- **Do this**
Give the number of lines holding the string "перехода", and nothing else.

Collection entries
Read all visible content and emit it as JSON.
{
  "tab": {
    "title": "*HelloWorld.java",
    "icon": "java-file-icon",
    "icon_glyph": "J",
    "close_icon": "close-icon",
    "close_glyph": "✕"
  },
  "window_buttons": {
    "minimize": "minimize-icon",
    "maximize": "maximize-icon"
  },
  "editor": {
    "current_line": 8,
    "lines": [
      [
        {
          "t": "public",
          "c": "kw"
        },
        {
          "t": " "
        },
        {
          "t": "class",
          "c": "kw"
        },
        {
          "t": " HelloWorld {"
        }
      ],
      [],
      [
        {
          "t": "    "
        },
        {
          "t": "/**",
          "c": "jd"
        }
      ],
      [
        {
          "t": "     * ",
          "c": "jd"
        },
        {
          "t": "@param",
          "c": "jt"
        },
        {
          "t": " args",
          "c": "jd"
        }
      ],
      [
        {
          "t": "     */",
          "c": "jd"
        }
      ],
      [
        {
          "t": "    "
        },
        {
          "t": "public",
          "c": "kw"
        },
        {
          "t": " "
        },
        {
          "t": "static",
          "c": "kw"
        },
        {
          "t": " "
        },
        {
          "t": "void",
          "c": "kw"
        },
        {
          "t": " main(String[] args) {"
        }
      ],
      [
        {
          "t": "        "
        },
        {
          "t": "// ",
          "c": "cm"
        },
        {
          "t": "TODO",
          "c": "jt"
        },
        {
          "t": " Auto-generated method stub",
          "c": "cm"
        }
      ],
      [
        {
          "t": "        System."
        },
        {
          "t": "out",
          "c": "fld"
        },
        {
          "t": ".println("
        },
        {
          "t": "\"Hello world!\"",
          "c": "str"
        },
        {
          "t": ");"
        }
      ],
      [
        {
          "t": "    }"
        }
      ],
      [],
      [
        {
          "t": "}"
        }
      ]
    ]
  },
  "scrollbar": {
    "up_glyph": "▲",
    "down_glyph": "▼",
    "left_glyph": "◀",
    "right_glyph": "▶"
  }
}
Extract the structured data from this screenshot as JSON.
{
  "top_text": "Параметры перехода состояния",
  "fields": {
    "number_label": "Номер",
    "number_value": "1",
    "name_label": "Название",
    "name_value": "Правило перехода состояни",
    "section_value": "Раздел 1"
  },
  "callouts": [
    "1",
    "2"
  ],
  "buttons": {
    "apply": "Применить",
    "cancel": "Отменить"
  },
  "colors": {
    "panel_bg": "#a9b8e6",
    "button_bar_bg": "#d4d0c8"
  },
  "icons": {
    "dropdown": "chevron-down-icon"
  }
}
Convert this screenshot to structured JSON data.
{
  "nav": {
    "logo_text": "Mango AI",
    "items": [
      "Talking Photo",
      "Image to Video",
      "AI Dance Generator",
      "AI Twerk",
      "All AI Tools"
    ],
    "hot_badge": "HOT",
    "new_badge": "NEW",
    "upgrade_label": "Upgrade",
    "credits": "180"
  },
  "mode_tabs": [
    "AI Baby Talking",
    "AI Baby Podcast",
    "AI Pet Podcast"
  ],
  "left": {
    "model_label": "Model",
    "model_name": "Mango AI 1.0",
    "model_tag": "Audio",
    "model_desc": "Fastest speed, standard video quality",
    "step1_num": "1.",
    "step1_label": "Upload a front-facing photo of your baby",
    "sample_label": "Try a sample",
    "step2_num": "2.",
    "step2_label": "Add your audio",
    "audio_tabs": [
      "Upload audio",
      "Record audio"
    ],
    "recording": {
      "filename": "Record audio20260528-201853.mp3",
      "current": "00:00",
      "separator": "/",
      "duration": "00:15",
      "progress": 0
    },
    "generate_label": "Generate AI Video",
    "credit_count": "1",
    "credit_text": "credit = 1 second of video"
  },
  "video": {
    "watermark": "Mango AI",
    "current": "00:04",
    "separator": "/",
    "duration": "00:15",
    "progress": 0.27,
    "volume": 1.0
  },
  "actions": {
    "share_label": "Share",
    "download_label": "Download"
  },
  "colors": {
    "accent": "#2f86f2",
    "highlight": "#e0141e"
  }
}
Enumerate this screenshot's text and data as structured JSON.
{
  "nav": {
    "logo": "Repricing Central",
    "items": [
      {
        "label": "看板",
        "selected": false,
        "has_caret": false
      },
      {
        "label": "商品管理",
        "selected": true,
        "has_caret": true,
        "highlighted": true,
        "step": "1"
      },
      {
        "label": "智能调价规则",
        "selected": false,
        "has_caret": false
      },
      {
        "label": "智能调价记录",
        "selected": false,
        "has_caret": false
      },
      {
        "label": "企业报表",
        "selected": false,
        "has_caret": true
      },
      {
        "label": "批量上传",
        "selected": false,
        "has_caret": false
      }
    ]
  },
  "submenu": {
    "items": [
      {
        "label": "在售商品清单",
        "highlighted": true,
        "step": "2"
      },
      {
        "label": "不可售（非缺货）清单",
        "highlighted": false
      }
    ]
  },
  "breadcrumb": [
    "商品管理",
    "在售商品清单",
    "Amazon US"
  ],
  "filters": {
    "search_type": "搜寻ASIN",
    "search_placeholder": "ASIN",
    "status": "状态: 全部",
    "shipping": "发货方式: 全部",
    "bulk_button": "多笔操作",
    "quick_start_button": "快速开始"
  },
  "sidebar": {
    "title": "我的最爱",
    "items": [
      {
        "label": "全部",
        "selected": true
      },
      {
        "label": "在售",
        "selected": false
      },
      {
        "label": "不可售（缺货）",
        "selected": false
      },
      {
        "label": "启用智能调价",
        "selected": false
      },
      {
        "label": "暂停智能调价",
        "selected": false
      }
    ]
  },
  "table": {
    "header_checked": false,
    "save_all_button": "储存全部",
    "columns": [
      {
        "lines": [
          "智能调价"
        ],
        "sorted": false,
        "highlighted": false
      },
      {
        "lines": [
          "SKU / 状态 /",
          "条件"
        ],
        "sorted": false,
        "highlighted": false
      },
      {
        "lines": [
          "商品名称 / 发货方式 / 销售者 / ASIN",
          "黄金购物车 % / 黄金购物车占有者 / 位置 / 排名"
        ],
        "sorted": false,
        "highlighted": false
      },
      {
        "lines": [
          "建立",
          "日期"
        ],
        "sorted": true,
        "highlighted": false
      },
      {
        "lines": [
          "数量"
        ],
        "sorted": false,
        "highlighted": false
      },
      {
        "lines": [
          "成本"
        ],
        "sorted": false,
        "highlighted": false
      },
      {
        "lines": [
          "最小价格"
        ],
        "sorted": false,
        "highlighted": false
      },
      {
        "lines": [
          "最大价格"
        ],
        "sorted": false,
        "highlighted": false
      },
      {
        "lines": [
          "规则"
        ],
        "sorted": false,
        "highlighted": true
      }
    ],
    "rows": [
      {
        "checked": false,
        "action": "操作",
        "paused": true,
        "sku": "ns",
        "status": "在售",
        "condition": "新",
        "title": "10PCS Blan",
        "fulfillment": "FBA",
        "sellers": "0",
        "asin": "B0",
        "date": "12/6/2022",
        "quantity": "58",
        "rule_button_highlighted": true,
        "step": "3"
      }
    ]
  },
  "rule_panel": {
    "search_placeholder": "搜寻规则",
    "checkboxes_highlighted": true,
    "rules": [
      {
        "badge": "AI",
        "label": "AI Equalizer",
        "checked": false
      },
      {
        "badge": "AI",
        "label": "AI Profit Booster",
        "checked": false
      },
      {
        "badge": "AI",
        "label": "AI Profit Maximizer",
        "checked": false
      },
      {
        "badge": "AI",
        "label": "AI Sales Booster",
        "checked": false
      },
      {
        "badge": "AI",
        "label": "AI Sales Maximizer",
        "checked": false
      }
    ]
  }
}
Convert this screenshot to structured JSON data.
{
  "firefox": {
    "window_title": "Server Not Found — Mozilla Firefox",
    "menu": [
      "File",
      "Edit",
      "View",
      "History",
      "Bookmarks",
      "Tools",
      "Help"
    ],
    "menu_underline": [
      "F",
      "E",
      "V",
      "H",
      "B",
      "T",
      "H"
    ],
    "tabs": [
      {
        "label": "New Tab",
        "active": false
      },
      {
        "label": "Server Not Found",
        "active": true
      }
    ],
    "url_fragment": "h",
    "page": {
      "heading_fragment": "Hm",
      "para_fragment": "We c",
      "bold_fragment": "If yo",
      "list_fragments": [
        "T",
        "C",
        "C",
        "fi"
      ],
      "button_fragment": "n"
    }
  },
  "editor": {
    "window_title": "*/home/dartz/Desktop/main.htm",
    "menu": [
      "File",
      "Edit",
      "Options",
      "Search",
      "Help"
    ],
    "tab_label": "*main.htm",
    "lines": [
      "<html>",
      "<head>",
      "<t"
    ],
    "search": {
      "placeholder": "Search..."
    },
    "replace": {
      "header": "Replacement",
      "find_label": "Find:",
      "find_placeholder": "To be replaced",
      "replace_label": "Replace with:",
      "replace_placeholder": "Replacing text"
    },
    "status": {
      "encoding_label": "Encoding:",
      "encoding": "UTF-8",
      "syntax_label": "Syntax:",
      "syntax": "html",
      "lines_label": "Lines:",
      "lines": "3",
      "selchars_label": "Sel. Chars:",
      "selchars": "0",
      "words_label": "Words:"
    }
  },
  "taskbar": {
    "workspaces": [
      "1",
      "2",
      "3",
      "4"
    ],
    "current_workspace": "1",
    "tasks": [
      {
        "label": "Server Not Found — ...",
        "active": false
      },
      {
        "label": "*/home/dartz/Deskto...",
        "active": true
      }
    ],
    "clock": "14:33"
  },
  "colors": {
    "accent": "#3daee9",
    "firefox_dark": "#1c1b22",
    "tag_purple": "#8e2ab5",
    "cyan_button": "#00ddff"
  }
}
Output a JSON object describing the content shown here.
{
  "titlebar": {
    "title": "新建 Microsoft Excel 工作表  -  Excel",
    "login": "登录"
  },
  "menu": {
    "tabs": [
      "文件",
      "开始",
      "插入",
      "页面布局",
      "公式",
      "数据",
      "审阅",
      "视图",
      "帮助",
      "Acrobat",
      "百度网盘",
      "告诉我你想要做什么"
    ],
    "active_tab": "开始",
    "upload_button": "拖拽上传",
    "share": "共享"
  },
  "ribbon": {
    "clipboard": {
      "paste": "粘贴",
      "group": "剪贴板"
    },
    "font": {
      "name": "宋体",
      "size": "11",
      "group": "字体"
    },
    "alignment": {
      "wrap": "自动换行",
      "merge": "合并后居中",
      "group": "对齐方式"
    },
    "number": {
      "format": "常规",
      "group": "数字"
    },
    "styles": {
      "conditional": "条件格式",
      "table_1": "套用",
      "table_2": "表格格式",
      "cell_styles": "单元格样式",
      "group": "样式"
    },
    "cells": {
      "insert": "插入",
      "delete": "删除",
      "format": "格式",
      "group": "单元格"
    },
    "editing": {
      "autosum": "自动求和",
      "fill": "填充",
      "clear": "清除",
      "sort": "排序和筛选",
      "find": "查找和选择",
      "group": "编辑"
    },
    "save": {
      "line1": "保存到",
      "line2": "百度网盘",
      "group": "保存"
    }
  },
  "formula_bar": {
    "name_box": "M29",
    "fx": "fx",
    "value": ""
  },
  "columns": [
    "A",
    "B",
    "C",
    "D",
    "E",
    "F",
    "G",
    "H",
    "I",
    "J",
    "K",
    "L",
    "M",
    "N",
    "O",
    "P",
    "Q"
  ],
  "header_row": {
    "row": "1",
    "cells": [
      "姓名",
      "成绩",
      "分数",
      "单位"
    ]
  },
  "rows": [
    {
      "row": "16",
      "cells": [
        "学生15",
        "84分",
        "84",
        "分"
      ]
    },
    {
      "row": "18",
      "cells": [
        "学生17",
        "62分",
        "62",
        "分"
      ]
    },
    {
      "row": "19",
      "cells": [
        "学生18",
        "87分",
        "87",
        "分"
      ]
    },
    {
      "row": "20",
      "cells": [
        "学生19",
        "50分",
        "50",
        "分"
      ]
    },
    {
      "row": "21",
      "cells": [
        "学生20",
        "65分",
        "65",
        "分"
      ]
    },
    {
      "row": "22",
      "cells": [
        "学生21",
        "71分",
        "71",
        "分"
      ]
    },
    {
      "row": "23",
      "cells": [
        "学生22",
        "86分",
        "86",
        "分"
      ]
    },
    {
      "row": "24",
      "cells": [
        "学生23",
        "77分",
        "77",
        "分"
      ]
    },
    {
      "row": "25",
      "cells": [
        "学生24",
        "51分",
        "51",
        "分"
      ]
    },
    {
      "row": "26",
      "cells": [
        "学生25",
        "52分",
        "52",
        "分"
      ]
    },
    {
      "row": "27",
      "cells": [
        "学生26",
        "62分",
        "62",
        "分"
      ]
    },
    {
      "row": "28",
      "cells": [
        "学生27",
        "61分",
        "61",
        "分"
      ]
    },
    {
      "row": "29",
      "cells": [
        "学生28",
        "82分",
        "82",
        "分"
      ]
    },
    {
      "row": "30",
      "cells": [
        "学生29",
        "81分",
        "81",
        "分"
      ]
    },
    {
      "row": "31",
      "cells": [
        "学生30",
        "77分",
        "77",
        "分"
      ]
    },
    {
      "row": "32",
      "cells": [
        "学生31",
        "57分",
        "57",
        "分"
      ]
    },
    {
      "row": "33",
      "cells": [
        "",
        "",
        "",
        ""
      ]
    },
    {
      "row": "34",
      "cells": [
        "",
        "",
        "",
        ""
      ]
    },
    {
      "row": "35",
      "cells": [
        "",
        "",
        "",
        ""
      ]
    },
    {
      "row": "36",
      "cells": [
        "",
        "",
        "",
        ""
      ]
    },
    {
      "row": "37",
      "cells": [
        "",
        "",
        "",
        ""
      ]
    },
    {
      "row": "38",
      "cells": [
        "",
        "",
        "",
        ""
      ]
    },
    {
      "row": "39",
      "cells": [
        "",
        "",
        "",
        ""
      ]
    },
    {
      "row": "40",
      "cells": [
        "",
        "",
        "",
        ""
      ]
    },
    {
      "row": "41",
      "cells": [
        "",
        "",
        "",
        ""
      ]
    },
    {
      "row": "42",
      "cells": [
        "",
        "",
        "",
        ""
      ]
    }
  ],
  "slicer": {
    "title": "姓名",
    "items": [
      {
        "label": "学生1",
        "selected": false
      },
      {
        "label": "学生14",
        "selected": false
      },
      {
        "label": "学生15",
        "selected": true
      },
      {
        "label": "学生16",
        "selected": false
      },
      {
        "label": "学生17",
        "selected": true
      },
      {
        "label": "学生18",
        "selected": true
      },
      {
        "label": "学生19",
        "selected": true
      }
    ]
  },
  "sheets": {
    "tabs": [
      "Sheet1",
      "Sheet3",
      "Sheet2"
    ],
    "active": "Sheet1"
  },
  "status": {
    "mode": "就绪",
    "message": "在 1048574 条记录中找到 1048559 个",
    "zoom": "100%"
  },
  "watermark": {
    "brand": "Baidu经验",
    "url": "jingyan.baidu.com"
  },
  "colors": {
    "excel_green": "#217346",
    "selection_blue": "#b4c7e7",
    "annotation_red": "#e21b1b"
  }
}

- **Answer to this exercise**
2